### What is being asked
Tally the lines holding the word "with" and state the count by itself.

◇ ◇ ◇ ◇

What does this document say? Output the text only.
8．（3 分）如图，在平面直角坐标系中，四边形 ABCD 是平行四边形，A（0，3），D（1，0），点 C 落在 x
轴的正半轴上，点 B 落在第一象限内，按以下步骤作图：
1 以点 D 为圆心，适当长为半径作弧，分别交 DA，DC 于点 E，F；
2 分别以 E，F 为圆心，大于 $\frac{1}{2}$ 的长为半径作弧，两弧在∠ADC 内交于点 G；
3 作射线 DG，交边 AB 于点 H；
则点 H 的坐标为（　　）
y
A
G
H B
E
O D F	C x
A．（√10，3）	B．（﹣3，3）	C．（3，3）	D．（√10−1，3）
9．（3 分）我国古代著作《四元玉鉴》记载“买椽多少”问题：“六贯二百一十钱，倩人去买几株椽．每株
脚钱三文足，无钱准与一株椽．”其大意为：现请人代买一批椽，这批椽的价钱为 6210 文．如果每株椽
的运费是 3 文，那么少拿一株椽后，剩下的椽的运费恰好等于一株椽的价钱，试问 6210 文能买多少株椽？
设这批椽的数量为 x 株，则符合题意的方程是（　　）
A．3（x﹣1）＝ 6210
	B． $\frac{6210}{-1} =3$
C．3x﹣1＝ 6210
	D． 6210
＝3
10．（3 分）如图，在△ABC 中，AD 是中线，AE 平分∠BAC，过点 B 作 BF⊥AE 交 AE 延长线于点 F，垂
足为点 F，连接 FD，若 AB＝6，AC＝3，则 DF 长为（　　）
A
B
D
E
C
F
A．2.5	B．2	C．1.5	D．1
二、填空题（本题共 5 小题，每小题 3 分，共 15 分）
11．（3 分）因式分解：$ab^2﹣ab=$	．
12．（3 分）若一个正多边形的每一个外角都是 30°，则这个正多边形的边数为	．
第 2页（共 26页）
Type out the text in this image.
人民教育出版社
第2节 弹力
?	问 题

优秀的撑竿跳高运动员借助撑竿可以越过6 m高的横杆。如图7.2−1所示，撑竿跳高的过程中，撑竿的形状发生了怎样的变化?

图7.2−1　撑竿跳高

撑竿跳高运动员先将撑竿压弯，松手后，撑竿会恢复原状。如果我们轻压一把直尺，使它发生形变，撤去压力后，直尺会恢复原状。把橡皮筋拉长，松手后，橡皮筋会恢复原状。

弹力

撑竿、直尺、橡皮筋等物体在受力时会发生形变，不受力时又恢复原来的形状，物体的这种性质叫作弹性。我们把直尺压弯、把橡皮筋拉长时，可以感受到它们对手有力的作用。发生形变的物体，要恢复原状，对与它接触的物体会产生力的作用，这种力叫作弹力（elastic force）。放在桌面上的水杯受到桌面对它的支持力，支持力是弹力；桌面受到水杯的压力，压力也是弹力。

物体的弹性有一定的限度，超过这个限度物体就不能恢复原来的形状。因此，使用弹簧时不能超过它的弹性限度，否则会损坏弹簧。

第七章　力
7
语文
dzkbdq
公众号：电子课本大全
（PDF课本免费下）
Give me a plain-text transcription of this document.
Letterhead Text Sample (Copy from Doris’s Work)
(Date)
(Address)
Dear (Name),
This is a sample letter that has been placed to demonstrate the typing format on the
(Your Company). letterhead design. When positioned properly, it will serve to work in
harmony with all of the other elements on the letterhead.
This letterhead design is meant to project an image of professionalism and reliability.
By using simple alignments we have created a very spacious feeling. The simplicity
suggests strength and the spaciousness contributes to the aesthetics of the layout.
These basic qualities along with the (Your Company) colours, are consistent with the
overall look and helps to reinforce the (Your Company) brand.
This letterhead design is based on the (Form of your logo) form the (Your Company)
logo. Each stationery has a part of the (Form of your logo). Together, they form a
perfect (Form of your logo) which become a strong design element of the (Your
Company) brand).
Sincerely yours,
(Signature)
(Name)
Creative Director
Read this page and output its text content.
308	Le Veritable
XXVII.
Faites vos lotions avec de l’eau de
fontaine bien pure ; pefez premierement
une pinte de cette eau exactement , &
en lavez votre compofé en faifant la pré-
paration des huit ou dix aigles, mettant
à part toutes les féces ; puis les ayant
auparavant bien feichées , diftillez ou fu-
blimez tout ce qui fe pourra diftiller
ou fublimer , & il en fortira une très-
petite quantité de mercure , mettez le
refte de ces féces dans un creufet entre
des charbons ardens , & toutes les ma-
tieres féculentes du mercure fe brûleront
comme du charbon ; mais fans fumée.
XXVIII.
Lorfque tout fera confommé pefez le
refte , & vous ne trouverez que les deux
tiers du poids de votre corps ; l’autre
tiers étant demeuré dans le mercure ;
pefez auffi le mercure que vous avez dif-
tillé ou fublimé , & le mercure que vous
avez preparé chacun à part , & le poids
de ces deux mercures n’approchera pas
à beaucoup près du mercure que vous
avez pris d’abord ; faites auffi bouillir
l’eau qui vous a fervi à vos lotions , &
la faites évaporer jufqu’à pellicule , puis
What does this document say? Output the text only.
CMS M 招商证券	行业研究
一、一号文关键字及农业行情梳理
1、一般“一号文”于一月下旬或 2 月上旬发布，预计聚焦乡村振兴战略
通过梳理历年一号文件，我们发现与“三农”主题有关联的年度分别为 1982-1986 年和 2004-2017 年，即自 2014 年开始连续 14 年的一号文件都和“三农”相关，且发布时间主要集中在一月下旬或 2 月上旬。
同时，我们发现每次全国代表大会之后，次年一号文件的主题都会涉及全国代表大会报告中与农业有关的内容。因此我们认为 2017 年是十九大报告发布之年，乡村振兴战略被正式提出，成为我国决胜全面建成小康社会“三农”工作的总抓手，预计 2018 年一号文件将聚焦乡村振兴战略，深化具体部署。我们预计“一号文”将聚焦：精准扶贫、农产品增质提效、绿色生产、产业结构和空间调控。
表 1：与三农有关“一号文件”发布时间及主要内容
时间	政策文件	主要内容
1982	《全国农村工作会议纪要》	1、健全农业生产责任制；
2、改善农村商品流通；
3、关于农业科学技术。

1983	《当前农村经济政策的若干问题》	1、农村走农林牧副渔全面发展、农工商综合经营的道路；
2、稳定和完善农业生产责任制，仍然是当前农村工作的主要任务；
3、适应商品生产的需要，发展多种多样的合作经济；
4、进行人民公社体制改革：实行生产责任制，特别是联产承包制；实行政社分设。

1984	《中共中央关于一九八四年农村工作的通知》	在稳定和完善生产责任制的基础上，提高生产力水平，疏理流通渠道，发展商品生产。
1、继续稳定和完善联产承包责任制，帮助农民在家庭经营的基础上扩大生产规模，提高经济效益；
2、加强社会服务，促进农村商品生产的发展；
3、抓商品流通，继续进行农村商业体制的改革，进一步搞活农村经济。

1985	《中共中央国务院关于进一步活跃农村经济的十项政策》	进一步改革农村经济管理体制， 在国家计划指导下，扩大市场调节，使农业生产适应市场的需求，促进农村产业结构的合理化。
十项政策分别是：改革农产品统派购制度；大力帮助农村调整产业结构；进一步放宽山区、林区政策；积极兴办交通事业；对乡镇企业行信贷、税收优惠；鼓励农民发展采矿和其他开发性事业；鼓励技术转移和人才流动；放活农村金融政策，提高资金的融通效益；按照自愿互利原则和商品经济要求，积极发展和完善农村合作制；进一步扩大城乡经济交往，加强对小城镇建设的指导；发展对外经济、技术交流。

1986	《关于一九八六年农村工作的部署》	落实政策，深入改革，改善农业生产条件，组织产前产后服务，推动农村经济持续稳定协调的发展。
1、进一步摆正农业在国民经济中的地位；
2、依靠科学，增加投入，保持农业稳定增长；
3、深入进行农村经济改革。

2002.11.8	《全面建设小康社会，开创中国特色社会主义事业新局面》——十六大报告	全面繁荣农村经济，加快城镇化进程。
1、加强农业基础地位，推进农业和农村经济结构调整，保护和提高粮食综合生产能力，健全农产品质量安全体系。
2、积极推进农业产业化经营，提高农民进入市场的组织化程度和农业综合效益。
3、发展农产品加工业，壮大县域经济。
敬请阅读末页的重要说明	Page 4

◇ ◇ ◇ ◇

### Task solution
2